AIM OF THE TASK:
Scan the material and copy every line in which "Datei" appears.

DATA LISTING:
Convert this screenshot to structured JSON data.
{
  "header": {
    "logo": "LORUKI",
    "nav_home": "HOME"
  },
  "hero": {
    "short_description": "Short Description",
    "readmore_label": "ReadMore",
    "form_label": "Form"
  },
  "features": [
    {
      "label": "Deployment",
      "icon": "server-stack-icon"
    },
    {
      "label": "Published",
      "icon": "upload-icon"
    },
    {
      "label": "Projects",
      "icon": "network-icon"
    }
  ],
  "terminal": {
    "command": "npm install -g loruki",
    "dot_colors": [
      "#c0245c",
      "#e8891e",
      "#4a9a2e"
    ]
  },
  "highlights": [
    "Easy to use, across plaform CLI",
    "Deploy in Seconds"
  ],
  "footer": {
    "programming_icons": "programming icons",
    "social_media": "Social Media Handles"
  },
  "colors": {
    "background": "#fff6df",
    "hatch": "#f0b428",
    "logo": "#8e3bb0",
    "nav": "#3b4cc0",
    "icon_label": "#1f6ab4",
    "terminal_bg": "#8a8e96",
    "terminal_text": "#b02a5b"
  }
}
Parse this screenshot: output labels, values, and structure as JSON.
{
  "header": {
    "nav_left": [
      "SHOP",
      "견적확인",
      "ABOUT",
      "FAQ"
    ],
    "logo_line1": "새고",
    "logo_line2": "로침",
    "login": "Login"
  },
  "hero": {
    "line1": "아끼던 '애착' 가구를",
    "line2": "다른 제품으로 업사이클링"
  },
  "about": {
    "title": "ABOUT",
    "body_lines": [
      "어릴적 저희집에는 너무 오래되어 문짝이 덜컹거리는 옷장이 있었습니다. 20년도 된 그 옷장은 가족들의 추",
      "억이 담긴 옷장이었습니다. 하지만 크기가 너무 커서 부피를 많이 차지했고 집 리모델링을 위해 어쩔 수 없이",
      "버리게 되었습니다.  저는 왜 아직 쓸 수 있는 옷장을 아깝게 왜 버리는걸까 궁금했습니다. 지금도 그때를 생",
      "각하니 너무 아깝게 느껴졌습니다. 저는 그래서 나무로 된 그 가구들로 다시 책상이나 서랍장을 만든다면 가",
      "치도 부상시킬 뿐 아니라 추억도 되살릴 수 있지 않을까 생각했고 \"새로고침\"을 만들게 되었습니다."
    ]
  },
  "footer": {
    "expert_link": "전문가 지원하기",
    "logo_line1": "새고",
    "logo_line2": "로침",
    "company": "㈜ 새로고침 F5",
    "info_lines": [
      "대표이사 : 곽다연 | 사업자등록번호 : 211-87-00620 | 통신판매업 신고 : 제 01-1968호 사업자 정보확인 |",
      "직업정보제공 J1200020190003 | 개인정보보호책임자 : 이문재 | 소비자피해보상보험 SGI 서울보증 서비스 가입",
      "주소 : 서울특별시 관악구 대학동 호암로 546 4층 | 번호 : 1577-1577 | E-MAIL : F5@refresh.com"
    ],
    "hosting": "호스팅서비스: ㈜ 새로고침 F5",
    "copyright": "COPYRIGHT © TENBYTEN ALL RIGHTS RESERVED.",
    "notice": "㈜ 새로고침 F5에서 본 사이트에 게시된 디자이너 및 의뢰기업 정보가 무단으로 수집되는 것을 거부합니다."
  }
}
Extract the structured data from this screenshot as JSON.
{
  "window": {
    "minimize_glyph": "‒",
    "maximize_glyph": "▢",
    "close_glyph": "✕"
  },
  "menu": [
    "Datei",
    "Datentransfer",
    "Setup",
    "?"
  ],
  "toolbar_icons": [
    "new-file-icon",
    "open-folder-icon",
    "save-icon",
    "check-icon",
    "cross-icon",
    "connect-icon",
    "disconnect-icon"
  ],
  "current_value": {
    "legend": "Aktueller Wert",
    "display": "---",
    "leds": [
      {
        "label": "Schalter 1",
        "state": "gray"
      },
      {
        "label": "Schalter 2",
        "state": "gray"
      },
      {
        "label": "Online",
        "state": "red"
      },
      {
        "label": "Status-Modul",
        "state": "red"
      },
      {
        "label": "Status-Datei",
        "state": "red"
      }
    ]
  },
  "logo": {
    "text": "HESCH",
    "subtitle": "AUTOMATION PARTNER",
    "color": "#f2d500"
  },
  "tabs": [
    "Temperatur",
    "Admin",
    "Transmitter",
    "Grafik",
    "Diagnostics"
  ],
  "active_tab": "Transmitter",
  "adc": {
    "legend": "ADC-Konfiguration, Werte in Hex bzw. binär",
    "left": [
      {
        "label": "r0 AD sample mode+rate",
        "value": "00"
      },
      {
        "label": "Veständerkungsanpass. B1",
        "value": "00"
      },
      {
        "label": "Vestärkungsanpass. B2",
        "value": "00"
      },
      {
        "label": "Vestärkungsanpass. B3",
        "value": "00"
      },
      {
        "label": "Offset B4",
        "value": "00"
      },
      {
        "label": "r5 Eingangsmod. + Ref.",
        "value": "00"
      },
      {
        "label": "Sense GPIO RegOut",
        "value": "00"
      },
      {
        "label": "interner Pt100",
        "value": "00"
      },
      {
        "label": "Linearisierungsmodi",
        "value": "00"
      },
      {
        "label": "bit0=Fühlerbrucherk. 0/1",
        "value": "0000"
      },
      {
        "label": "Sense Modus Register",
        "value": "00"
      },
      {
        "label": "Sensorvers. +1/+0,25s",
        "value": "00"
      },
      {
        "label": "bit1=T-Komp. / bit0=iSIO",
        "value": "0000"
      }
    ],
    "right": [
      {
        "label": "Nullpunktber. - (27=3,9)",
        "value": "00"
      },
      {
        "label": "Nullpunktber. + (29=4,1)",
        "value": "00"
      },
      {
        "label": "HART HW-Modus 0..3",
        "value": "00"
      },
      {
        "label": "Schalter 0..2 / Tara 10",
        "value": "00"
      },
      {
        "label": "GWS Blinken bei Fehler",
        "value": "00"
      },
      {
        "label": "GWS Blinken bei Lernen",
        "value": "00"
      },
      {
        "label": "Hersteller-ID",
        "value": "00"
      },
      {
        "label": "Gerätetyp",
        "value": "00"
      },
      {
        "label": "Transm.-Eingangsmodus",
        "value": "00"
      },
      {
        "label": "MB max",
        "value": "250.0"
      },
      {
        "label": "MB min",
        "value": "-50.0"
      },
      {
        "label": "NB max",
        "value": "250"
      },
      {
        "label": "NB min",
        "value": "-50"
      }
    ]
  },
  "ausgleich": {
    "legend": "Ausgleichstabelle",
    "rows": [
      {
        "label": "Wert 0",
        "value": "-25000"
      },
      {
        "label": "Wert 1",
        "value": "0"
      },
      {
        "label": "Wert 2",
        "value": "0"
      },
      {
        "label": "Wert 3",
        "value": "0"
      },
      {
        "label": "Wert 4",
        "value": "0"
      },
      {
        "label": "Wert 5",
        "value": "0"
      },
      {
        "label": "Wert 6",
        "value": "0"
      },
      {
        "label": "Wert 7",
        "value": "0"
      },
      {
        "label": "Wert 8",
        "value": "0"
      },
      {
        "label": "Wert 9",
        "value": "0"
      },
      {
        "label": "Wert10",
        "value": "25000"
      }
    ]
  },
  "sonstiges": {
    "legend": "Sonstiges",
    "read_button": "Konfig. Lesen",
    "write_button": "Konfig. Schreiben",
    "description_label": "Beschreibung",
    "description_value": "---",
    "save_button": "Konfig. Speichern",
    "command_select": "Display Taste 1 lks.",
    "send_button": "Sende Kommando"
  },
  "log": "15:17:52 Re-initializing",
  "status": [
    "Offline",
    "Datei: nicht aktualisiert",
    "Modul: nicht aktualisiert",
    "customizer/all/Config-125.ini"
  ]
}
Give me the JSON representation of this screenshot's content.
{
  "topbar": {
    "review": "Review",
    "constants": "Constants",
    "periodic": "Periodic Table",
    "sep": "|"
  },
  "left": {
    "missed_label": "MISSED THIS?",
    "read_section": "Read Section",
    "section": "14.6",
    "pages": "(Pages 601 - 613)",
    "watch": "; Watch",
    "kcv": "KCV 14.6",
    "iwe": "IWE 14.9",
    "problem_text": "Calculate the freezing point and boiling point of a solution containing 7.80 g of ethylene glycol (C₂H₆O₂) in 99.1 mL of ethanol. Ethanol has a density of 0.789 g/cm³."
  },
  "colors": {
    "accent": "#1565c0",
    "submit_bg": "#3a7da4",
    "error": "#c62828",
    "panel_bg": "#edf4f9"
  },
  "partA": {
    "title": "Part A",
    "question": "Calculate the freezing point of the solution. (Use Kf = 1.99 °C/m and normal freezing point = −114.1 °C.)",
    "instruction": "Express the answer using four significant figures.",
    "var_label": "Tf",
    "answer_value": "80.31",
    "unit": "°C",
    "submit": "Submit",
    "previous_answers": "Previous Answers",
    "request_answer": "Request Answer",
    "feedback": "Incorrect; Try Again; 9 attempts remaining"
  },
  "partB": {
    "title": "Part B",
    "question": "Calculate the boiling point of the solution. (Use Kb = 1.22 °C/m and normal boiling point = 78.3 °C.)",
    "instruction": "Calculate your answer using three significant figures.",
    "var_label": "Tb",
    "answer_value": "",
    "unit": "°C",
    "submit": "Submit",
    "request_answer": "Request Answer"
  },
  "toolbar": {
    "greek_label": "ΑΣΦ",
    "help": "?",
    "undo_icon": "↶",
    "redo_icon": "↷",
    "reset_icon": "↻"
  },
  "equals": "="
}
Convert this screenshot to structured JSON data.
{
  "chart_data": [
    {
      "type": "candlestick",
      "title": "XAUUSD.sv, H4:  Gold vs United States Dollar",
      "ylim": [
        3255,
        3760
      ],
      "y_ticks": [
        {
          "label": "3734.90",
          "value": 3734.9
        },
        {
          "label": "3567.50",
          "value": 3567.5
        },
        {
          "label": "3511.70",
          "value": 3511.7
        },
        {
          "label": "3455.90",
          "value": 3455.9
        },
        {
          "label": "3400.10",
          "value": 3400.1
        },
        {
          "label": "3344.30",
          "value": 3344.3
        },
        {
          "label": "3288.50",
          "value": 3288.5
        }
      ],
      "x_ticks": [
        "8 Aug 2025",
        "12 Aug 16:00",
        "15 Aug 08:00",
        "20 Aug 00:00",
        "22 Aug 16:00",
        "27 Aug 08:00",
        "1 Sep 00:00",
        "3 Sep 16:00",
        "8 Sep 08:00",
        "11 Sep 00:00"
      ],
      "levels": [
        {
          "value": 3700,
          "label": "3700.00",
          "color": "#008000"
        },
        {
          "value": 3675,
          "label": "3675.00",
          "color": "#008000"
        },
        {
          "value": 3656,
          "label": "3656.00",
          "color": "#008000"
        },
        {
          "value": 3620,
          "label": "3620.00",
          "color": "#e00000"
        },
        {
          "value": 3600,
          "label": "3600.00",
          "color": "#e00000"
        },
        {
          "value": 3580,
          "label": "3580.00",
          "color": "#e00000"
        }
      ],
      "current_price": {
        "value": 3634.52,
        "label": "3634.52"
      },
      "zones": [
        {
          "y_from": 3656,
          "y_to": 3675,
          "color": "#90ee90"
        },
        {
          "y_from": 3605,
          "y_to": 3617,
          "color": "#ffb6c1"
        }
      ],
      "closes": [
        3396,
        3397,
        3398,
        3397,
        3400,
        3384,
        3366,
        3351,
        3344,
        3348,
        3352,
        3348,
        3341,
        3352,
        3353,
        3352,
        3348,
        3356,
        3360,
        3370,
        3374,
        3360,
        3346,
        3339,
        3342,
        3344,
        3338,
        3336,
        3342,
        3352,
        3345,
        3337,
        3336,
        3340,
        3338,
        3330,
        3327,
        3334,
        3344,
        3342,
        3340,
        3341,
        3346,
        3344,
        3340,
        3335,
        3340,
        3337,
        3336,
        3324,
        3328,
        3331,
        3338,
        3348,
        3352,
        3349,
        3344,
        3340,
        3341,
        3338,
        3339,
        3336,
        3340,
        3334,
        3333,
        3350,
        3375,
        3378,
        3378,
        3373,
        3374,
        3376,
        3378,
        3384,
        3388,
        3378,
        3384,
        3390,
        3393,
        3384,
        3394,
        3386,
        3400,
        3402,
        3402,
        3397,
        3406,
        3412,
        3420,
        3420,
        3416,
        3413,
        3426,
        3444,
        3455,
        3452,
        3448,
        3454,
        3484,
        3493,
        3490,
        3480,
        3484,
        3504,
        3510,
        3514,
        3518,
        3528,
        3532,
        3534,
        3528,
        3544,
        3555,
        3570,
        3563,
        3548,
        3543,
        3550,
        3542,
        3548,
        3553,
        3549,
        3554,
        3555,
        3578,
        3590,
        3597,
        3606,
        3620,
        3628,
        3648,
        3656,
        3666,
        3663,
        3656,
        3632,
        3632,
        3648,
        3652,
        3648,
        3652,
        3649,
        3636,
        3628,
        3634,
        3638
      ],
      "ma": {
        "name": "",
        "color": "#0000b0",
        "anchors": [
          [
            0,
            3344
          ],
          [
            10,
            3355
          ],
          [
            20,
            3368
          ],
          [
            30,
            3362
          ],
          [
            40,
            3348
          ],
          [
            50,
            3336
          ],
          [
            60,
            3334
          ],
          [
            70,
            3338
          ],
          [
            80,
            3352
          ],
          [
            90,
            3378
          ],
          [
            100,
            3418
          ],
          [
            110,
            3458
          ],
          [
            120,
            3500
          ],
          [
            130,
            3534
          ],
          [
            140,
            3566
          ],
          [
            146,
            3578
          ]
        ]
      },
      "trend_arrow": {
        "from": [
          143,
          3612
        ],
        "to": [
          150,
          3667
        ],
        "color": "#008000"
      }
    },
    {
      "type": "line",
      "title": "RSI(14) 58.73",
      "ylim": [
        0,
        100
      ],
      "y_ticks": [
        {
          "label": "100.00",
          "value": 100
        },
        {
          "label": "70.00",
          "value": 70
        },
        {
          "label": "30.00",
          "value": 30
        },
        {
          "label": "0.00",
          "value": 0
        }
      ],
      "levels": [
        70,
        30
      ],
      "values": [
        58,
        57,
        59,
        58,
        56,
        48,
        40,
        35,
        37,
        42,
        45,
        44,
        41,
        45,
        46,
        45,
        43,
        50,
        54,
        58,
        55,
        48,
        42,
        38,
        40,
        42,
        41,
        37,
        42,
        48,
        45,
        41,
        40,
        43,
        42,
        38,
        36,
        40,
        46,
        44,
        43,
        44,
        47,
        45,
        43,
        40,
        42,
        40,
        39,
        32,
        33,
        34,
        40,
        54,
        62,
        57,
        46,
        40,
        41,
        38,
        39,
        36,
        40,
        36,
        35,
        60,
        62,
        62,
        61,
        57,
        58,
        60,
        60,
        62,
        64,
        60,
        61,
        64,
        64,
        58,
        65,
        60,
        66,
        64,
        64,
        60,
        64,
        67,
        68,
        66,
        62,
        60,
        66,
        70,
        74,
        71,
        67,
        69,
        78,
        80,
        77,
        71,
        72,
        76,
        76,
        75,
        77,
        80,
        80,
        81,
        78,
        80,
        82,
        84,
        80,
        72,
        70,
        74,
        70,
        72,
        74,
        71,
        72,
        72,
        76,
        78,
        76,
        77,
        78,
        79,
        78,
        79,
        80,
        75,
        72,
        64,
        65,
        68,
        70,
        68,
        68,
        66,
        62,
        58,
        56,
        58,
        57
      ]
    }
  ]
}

RESPONSE TO THIS TASK:
    "Datei",
        "label": "Status-Datei",
    "Datei: nicht aktualisiert",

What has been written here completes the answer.